Data section
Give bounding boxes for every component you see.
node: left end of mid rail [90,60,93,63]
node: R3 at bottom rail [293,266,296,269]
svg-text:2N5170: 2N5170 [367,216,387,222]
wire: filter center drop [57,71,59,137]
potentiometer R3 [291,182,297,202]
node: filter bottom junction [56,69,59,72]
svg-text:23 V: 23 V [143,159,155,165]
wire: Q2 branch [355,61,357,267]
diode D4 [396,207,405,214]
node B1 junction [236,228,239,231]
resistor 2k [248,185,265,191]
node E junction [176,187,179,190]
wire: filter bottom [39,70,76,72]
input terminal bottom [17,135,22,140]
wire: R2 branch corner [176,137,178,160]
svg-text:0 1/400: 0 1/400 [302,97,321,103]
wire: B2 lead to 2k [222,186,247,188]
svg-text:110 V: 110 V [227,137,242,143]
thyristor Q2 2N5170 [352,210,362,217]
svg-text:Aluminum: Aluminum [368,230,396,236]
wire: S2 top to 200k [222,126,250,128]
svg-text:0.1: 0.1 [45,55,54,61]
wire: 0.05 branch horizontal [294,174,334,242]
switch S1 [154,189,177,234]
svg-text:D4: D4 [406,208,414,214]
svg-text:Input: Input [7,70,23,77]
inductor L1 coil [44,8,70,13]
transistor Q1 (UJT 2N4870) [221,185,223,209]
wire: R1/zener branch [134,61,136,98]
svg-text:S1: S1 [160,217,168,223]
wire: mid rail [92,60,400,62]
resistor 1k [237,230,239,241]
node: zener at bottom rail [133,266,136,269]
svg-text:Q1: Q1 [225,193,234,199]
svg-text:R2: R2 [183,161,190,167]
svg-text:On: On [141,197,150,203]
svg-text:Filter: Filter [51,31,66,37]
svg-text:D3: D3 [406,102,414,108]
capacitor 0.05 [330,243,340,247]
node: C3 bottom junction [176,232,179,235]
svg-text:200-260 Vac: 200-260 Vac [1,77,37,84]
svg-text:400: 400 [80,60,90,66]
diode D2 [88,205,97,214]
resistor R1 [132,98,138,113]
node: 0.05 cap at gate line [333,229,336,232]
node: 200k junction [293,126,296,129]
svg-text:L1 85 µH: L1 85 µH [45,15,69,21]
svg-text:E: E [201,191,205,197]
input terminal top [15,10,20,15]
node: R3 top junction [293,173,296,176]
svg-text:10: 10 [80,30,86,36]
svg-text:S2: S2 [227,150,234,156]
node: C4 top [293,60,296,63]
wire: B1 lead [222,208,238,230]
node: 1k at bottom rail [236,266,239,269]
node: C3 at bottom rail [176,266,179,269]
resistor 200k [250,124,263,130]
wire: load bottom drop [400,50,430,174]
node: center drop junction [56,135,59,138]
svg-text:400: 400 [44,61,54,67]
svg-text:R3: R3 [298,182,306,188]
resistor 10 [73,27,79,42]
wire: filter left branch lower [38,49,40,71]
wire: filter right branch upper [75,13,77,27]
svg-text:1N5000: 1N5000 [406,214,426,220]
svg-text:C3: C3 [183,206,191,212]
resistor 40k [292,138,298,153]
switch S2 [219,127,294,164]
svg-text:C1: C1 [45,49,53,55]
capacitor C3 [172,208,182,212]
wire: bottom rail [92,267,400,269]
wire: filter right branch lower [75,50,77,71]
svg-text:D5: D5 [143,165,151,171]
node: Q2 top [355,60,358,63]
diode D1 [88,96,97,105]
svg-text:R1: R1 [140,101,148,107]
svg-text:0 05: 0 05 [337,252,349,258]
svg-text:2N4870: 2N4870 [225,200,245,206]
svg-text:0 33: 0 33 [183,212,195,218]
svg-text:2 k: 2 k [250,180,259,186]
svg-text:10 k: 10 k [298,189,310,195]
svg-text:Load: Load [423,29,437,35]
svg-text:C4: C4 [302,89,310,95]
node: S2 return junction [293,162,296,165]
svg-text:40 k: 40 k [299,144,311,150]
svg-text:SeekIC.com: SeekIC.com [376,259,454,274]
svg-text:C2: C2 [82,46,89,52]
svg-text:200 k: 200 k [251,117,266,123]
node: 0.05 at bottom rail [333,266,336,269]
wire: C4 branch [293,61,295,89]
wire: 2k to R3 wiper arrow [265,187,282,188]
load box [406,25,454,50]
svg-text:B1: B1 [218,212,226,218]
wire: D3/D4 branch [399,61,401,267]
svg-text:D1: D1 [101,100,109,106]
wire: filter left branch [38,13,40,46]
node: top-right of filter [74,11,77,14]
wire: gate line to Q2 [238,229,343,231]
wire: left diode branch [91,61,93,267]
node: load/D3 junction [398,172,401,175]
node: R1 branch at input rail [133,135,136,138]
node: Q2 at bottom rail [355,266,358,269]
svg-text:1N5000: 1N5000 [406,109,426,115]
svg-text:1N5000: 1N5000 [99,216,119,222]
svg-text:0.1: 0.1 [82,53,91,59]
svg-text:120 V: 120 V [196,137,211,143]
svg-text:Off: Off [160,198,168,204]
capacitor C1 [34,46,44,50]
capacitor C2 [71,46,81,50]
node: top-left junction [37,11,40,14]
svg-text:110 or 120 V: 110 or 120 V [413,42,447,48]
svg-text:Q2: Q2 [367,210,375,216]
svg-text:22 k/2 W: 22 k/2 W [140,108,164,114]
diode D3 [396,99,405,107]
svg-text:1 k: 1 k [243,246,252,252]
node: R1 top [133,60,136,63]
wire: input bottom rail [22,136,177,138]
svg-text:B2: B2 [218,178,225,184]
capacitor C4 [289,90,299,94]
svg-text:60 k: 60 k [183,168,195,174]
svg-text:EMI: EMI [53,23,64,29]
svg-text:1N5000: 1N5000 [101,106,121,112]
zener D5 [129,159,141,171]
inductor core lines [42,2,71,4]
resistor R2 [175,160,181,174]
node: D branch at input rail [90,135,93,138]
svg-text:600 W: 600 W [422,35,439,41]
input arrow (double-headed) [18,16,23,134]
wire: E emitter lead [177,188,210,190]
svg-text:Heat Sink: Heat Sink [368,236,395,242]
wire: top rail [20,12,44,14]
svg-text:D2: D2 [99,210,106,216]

Short task
Please copy out the lines word for word, from the first line through the line containing "node: center drop junction [56,135,59,138]", with both of those lines included.

Result below
Give bounding boxes for every component you see.
node: left end of mid rail [90,60,93,63]
node: R3 at bottom rail [293,266,296,269]
svg-text:2N5170: 2N5170 [367,216,387,222]
wire: filter center drop [57,71,59,137]
potentiometer R3 [291,182,297,202]
node: filter bottom junction [56,69,59,72]
svg-text:23 V: 23 V [143,159,155,165]
wire: Q2 branch [355,61,357,267]
diode D4 [396,207,405,214]
node B1 junction [236,228,239,231]
resistor 2k [248,185,265,191]
node E junction [176,187,179,190]
wire: filter bottom [39,70,76,72]
input terminal bottom [17,135,22,140]
wire: R2 branch corner [176,137,178,160]
svg-text:0 1/400: 0 1/400 [302,97,321,103]
wire: B2 lead to 2k [222,186,247,188]
svg-text:110 V: 110 V [227,137,242,143]
thyristor Q2 2N5170 [352,210,362,217]
svg-text:Aluminum: Aluminum [368,230,396,236]
wire: S2 top to 200k [222,126,250,128]
svg-text:0.1: 0.1 [45,55,54,61]
wire: 0.05 branch horizontal [294,174,334,242]
switch S1 [154,189,177,234]
svg-text:D4: D4 [406,208,414,214]
svg-text:Input: Input [7,70,23,77]
inductor L1 coil [44,8,70,13]
transistor Q1 (UJT 2N4870) [221,185,223,209]
wire: R1/zener branch [134,61,136,98]
svg-text:S1: S1 [160,217,168,223]
wire: mid rail [92,60,400,62]
resistor 1k [237,230,239,241]
node: zener at bottom rail [133,266,136,269]
svg-text:Q1: Q1 [225,193,234,199]
svg-text:R2: R2 [183,161,190,167]
svg-text:On: On [141,197,150,203]
svg-text:Filter: Filter [51,31,66,37]
svg-text:D3: D3 [406,102,414,108]
capacitor 0.05 [330,243,340,247]
node: C3 bottom junction [176,232,179,235]
svg-text:200-260 Vac: 200-260 Vac [1,77,37,84]
svg-text:400: 400 [80,60,90,66]
diode D2 [88,205,97,214]
resistor R1 [132,98,138,113]
node: 0.05 cap at gate line [333,229,336,232]
node: 200k junction [293,126,296,129]
svg-text:L1 85 µH: L1 85 µH [45,15,69,21]
svg-text:E: E [201,191,205,197]
input terminal top [15,10,20,15]
node: R3 top junction [293,173,296,176]
svg-text:10: 10 [80,30,86,36]
svg-text:S2: S2 [227,150,234,156]
node: C4 top [293,60,296,63]
wire: B1 lead [222,208,238,230]
node: 1k at bottom rail [236,266,239,269]
node: C3 at bottom rail [176,266,179,269]
resistor 200k [250,124,263,130]
wire: load bottom drop [400,50,430,174]
node: center drop junction [56,135,59,138]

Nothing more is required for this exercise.